» Task brief
Reproduce the bibliography entry below on energy metabolism in Clk mutants word for word, from its heading to the end of the abstract.

» Selected passage
CGC Bibliography Paper 5593

No reduction of energy metabolism in Clk mutants.

Braeckman BP, Houthoofd K, Brys K, Lenaerts I, De Vreese A, Van Eygen S, Raes H, Vanfleteren JR

Medline:

12425951

Citation:

Mechanisms of Ageing & Development 123: 1447-1456 2002

Type:

ARTICLE

Genes:

clk-1 clk-2 clk-3 gro-1

Abstract:

Mutation in any of the four clock genes (clk-1, clk-2, clk-3, gro-1) causes an average slowing down of many temporal processes, and an increase of mean life span. The latter effect has been linked to the slow phenotype, and it has been the ageing process. To test this model we measured several parameters describing metabolic output in wild type worms and all four Clk mutants. We found no gross changes in metabolic output, as assessed from oxygen consumption and heat production rates, lucigenin-mediated light production capacity, ATP content, and lipofuscin autofluorescence. Catalase and superoxide dismutase (SOD) were variably altered, but not cooperatively, as would be expected to enhance reactive oxygen species (ROX) scavenging activity. Thus we conclude that the prolonged life span of Clk mutant cannot be attributed to reduced metabolic rate or an increased activity of the major antioxidant enzymes catalase and SOD.

» Source information
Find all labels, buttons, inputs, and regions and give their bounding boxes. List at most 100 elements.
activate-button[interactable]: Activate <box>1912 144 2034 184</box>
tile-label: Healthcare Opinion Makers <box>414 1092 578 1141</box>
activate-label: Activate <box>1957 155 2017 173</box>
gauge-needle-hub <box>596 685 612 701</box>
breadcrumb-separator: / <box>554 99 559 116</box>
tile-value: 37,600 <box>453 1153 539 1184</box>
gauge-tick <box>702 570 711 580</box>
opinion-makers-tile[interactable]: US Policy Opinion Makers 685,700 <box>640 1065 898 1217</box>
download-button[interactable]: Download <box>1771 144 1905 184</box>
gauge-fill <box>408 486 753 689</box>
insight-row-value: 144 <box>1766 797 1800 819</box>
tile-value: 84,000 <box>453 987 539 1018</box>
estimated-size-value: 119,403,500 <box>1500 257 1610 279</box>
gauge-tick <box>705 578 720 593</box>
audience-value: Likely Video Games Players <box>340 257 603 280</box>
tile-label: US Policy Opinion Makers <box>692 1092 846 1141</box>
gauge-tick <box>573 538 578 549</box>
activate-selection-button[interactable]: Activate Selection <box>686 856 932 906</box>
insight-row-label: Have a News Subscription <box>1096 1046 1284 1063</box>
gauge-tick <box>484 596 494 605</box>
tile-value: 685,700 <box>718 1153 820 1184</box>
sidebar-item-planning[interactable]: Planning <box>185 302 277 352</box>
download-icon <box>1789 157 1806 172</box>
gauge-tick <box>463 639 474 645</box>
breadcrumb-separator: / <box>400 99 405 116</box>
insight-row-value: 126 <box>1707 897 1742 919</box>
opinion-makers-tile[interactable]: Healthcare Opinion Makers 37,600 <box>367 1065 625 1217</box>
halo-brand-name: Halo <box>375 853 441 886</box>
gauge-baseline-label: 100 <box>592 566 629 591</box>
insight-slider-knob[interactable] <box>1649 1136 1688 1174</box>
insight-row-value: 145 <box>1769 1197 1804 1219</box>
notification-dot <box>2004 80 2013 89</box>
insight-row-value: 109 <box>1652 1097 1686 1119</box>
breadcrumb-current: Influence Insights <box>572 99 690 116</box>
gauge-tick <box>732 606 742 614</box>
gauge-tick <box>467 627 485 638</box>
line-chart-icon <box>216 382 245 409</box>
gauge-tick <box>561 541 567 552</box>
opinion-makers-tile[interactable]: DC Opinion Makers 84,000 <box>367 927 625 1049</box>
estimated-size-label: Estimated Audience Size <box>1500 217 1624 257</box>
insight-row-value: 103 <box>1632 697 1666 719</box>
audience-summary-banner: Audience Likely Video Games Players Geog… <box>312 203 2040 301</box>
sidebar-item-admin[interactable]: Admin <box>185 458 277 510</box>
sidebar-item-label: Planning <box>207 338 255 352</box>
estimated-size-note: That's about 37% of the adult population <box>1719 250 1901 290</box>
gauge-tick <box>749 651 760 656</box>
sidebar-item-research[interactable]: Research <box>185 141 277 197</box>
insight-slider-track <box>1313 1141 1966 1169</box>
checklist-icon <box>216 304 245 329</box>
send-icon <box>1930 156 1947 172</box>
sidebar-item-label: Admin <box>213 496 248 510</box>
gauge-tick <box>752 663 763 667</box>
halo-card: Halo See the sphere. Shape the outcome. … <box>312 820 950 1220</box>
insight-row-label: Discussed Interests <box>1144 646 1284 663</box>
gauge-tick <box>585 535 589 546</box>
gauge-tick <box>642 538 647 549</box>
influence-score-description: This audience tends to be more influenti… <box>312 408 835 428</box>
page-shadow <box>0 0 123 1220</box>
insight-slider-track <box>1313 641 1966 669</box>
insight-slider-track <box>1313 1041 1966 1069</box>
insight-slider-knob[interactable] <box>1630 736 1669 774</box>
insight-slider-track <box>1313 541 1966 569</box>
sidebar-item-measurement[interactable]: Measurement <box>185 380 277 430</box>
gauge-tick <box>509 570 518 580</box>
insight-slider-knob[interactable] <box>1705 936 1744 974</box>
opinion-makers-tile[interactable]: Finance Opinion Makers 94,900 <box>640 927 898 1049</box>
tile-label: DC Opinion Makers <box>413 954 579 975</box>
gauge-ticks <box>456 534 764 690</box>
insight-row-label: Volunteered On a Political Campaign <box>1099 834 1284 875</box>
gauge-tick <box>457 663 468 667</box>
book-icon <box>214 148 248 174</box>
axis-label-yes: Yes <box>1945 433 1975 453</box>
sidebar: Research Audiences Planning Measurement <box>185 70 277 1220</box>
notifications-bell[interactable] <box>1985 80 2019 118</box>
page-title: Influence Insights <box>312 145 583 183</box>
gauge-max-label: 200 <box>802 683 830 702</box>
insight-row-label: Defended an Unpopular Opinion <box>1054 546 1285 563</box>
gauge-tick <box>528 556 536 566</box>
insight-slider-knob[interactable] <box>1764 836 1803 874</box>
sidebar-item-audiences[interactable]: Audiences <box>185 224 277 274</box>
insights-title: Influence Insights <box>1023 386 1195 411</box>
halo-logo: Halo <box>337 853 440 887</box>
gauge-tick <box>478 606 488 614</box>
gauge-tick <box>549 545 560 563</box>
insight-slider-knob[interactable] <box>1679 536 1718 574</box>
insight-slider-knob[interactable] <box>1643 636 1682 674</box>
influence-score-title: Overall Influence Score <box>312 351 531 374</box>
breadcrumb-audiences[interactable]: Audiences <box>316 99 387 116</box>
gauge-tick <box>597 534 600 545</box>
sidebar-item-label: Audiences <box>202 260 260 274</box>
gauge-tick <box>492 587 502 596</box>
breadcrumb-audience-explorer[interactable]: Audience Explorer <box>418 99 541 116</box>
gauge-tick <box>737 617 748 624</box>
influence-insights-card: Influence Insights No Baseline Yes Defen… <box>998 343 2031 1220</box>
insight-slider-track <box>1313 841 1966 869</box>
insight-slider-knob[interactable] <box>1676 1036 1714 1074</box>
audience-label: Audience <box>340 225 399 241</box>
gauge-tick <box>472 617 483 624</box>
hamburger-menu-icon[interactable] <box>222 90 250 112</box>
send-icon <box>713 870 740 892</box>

» Reply
CGC Bibliography Paper 5593

No reduction of energy metabolism in Clk mutants.

Braeckman BP, Houthoofd K, Brys K, Lenaerts I, De Vreese A, Van Eygen S, Raes H, Vanfleteren JR

Medline:

12425951

Citation:

Mechanisms of Ageing & Development 123: 1447-1456 2002

Type:

ARTICLE

Genes:

clk-1 clk-2 clk-3 gro-1

Abstract:

Mutation in any of the four clock genes (clk-1, clk-2, clk-3, gro-1) causes an average slowing down of many temporal processes, and an increase of mean life span. The latter effect has been linked to the slow phenotype, and it has been the ageing process. To test this model we measured several parameters describing metabolic output in wild type worms and all four Clk mutants. We found no gross changes in metabolic output, as assessed from oxygen consumption and heat production rates, lucigenin-mediated light production capacity, ATP content, and lipofuscin autofluorescence. Catalase and superoxide dismutase (SOD) were variably altered, but not cooperatively, as would be expected to enhance reactive oxygen species (ROX) scavenging activity. Thus we conclude that the prolonged life span of Clk mutant cannot be attributed to reduced metabolic rate or an increased activity of the major antioxidant enzymes catalase and SOD.